STATED EXERCISE: Give the data again exactly as written, skipping any pictures.

#### SUPPLIED DATA

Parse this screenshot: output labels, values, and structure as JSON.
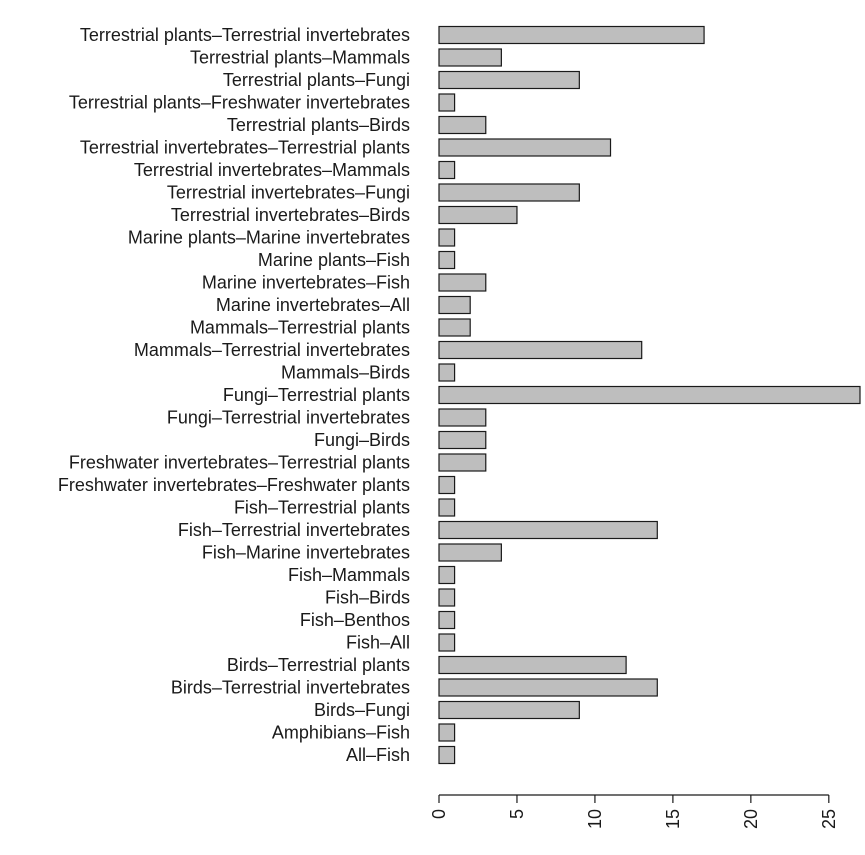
{
  "chart_data": {
    "type": "bar",
    "orientation": "horizontal",
    "categories": [
      "Terrestrial plants–Terrestrial invertebrates",
      "Terrestrial plants–Mammals",
      "Terrestrial plants–Fungi",
      "Terrestrial plants–Freshwater invertebrates",
      "Terrestrial plants–Birds",
      "Terrestrial invertebrates–Terrestrial plants",
      "Terrestrial invertebrates–Mammals",
      "Terrestrial invertebrates–Fungi",
      "Terrestrial invertebrates–Birds",
      "Marine plants–Marine invertebrates",
      "Marine plants–Fish",
      "Marine invertebrates–Fish",
      "Marine invertebrates–All",
      "Mammals–Terrestrial plants",
      "Mammals–Terrestrial invertebrates",
      "Mammals–Birds",
      "Fungi–Terrestrial plants",
      "Fungi–Terrestrial invertebrates",
      "Fungi–Birds",
      "Freshwater invertebrates–Terrestrial plants",
      "Freshwater invertebrates–Freshwater plants",
      "Fish–Terrestrial plants",
      "Fish–Terrestrial invertebrates",
      "Fish–Marine invertebrates",
      "Fish–Mammals",
      "Fish–Birds",
      "Fish–Benthos",
      "Fish–All",
      "Birds–Terrestrial plants",
      "Birds–Terrestrial invertebrates",
      "Birds–Fungi",
      "Amphibians–Fish",
      "All–Fish"
    ],
    "values": [
      17,
      4,
      9,
      1,
      3,
      11,
      1,
      9,
      5,
      1,
      1,
      3,
      2,
      2,
      13,
      1,
      27,
      3,
      3,
      3,
      1,
      1,
      14,
      4,
      1,
      1,
      1,
      1,
      12,
      14,
      9,
      1,
      1
    ],
    "xlim": [
      0,
      27
    ],
    "ticks": [
      0,
      5,
      10,
      15,
      20,
      25
    ],
    "title": "",
    "xlabel": "",
    "ylabel": "",
    "grid": false,
    "bar_color": "#bebebe",
    "border_color": "#1a1a1a"
  }
}
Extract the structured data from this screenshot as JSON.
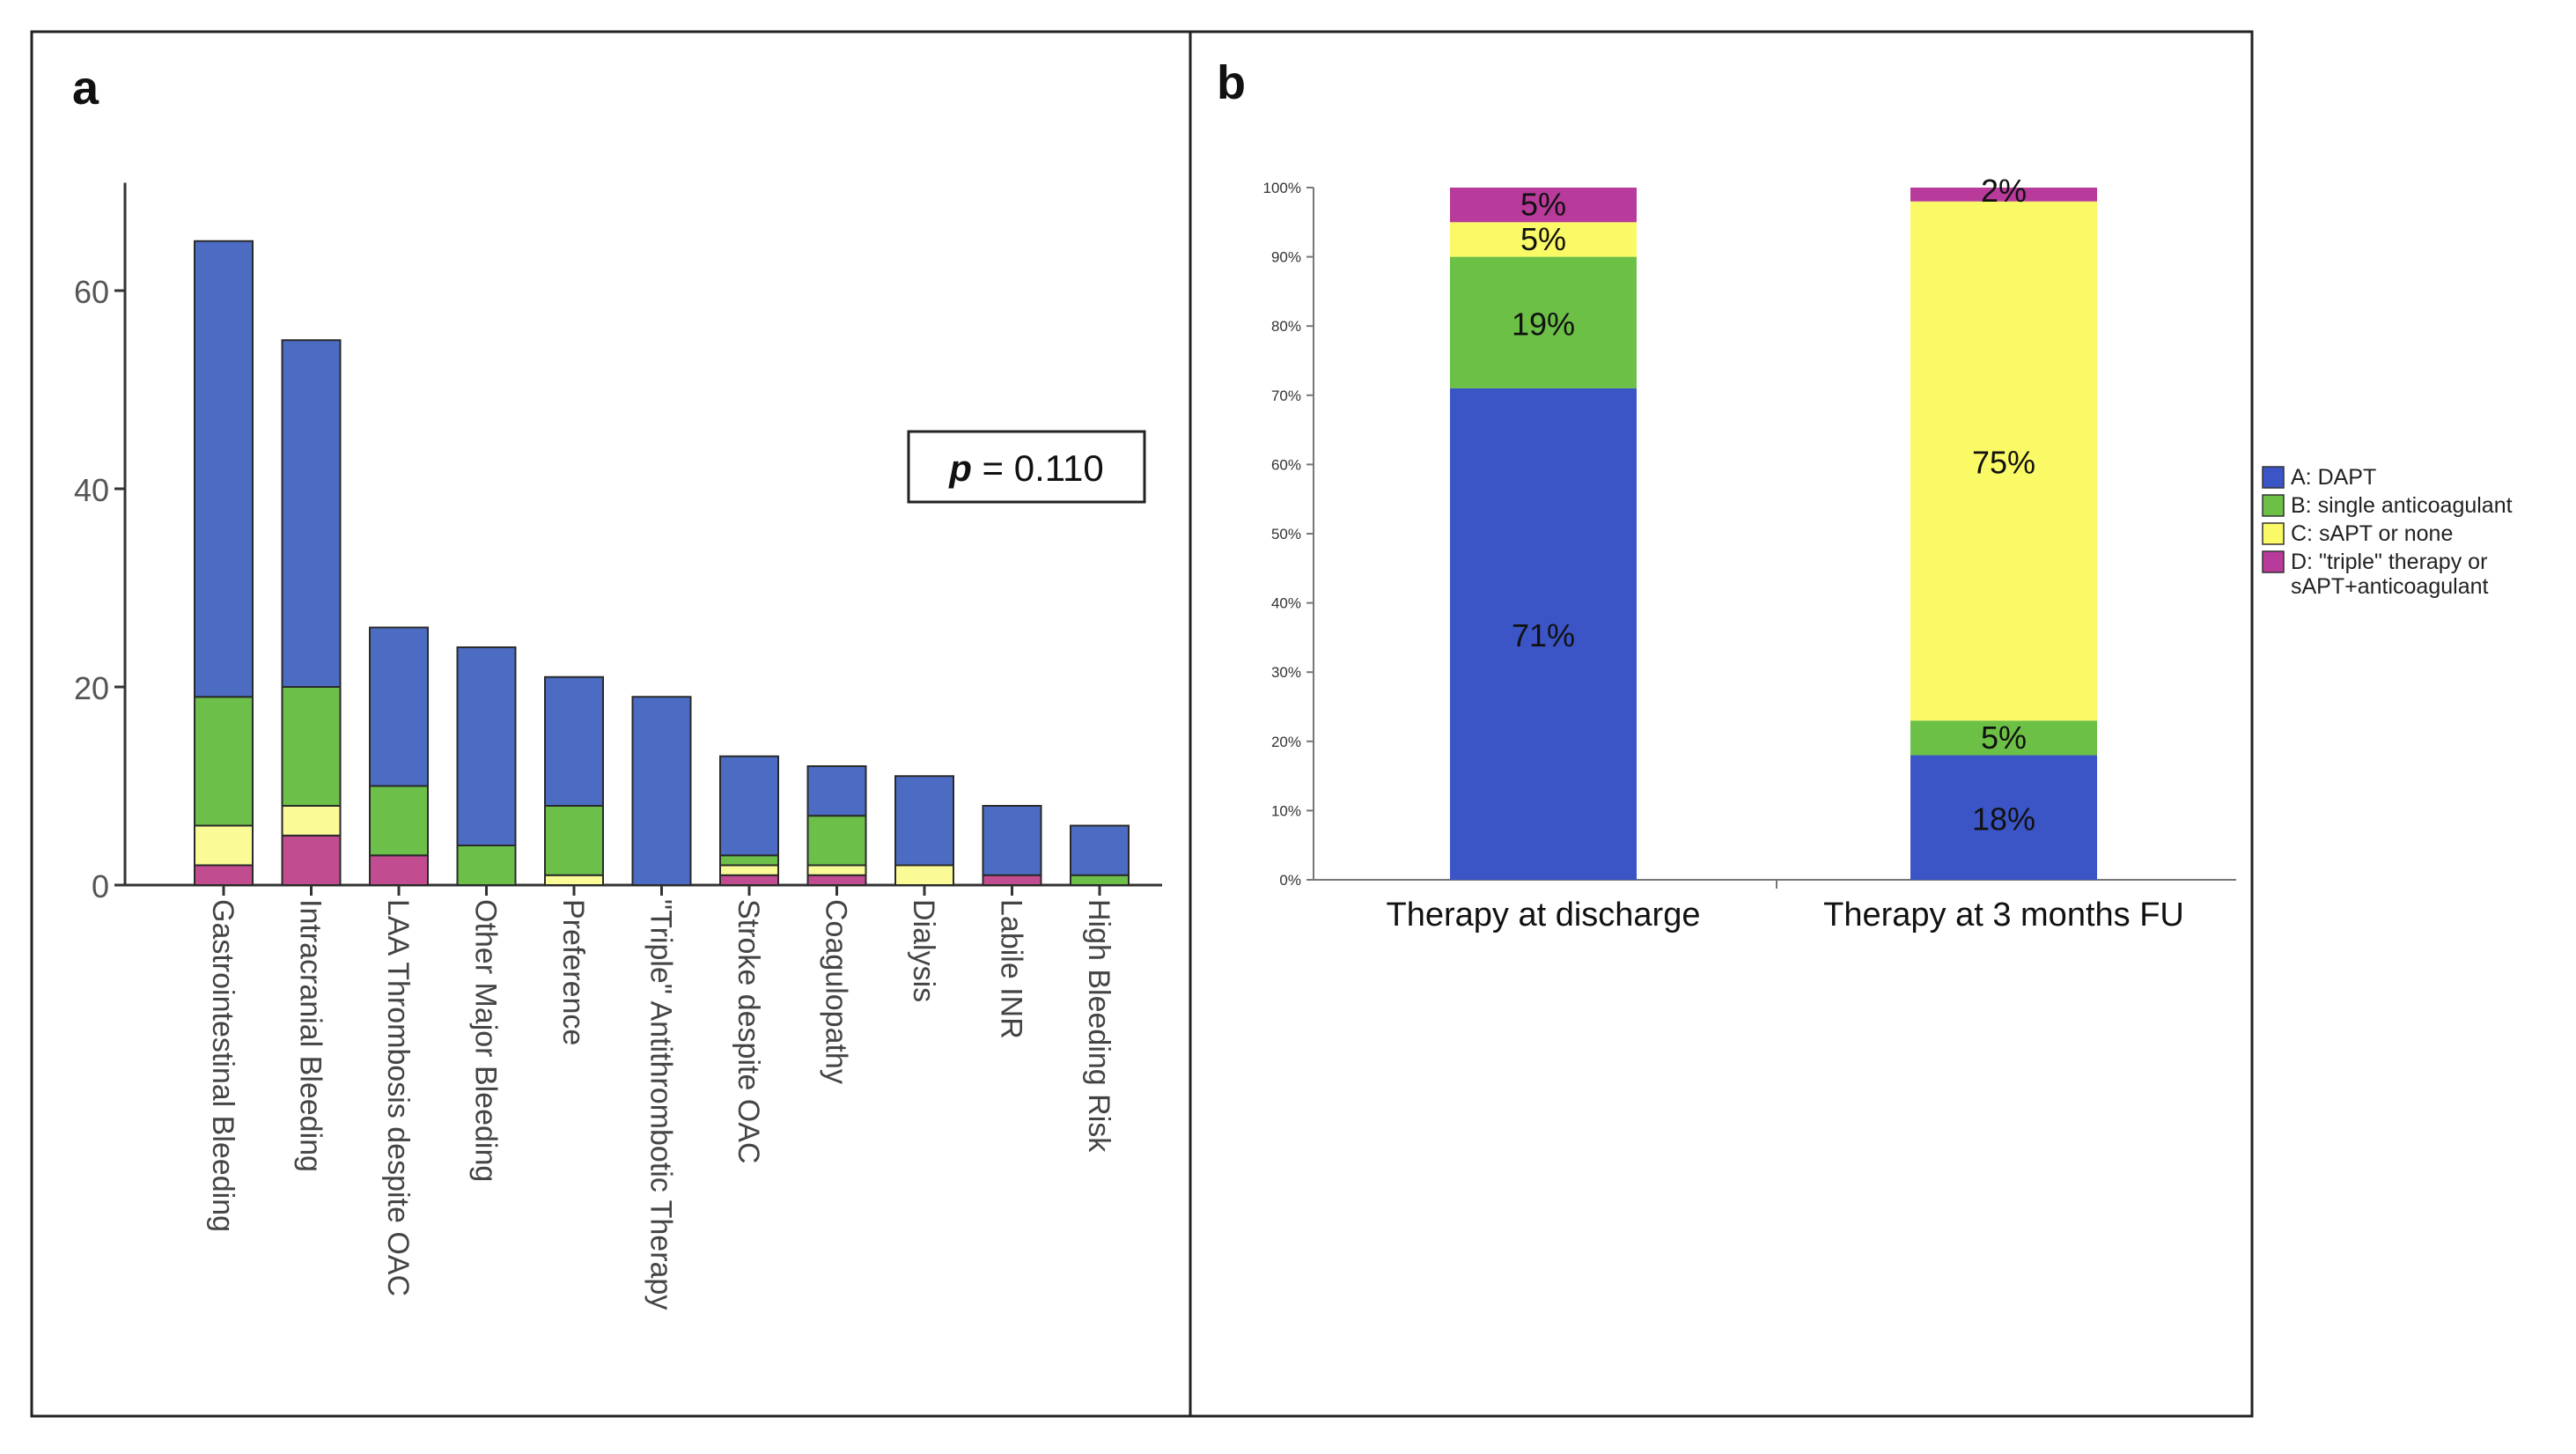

########

OUTPUT:
Parse this screenshot: output labels, values, and structure as JSON.
{
  "chart_data": {
    "type": "bar",
    "orientation": "horizontal",
    "categories": [
      "Terrestrial plants–Terrestrial invertebrates",
      "Terrestrial plants–Mammals",
      "Terrestrial plants–Fungi",
      "Terrestrial plants–Freshwater invertebrates",
      "Terrestrial plants–Birds",
      "Terrestrial invertebrates–Terrestrial plants",
      "Terrestrial invertebrates–Mammals",
      "Terrestrial invertebrates–Fungi",
      "Terrestrial invertebrates–Birds",
      "Marine plants–Marine invertebrates",
      "Marine plants–Fish",
      "Marine invertebrates–Fish",
      "Marine invertebrates–All",
      "Mammals–Terrestrial plants",
      "Mammals–Terrestrial invertebrates",
      "Mammals–Birds",
      "Fungi–Terrestrial plants",
      "Fungi–Terrestrial invertebrates",
      "Fungi–Birds",
      "Freshwater invertebrates–Terrestrial plants",
      "Freshwater invertebrates–Freshwater plants",
      "Fish–Terrestrial plants",
      "Fish–Terrestrial invertebrates",
      "Fish–Marine invertebrates",
      "Fish–Mammals",
      "Fish–Birds",
      "Fish–Benthos",
      "Fish–All",
      "Birds–Terrestrial plants",
      "Birds–Terrestrial invertebrates",
      "Birds–Fungi",
      "Amphibians–Fish",
      "All–Fish"
    ],
    "values": [
      17,
      4,
      9,
      1,
      3,
      11,
      1,
      9,
      5,
      1,
      1,
      3,
      2,
      2,
      13,
      1,
      27,
      3,
      3,
      3,
      1,
      1,
      14,
      4,
      1,
      1,
      1,
      1,
      12,
      14,
      9,
      1,
      1
    ],
    "xlim": [
      0,
      27
    ],
    "ticks": [
      0,
      5,
      10,
      15,
      20,
      25
    ],
    "title": "",
    "xlabel": "",
    "ylabel": "",
    "grid": false,
    "bar_color": "#bebebe",
    "border_color": "#1a1a1a"
  }
}
Extract the structured data from this screenshot as JSON.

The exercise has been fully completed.